● **Required work**:
From the entries below, count the lines with "Browse". Write only the count.

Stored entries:
* * * * * * *

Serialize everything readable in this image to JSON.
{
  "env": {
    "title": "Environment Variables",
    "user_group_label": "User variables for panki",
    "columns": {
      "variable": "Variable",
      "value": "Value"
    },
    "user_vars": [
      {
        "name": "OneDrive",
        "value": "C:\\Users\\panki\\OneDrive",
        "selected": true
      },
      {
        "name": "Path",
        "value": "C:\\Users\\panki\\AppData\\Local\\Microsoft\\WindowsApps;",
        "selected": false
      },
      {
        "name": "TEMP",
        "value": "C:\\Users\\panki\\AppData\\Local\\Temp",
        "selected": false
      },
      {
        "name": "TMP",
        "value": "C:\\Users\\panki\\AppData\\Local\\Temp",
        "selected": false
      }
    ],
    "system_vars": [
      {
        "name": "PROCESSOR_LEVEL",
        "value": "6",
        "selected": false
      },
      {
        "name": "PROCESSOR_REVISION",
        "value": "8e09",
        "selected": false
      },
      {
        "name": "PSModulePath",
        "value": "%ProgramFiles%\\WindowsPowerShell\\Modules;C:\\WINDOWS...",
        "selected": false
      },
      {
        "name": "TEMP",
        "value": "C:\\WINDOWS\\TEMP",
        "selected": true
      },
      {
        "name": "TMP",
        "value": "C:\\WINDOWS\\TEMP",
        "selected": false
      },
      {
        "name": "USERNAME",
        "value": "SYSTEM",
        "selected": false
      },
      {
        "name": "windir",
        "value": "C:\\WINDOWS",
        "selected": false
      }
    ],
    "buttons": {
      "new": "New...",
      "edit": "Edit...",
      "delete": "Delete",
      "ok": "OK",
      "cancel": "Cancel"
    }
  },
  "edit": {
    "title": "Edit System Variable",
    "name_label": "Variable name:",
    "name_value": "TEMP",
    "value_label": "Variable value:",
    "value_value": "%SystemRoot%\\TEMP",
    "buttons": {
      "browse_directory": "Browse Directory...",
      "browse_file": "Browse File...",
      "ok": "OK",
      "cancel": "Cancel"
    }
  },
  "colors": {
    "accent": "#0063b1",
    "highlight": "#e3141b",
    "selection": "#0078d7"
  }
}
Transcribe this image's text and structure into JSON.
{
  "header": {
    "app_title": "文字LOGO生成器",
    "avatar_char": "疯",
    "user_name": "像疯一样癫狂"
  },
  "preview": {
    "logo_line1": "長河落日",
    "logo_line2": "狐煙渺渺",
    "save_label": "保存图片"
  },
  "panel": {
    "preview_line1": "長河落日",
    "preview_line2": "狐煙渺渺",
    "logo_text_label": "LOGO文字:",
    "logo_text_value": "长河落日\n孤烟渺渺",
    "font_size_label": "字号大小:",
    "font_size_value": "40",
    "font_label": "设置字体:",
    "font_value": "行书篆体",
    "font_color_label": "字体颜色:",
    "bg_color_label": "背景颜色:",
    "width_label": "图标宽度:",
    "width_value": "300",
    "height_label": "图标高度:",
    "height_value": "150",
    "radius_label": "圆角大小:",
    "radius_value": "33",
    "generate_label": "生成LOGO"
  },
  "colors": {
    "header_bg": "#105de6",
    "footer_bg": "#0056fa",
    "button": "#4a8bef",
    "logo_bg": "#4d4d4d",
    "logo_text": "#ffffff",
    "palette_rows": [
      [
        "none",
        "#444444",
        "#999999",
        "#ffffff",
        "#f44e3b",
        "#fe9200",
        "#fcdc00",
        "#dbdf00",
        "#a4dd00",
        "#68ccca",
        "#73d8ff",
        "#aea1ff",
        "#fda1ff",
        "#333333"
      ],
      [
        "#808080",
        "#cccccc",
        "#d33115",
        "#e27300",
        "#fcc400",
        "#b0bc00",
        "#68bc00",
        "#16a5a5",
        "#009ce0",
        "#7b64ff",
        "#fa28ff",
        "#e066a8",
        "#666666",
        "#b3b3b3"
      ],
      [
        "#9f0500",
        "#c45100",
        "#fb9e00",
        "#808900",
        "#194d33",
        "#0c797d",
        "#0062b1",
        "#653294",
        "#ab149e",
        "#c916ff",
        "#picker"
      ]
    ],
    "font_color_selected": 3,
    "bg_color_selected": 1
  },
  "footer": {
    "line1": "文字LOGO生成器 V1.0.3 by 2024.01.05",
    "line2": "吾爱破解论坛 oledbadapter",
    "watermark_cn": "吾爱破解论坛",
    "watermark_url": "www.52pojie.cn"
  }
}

* * * * * * *

● **Solution to the problem**:
2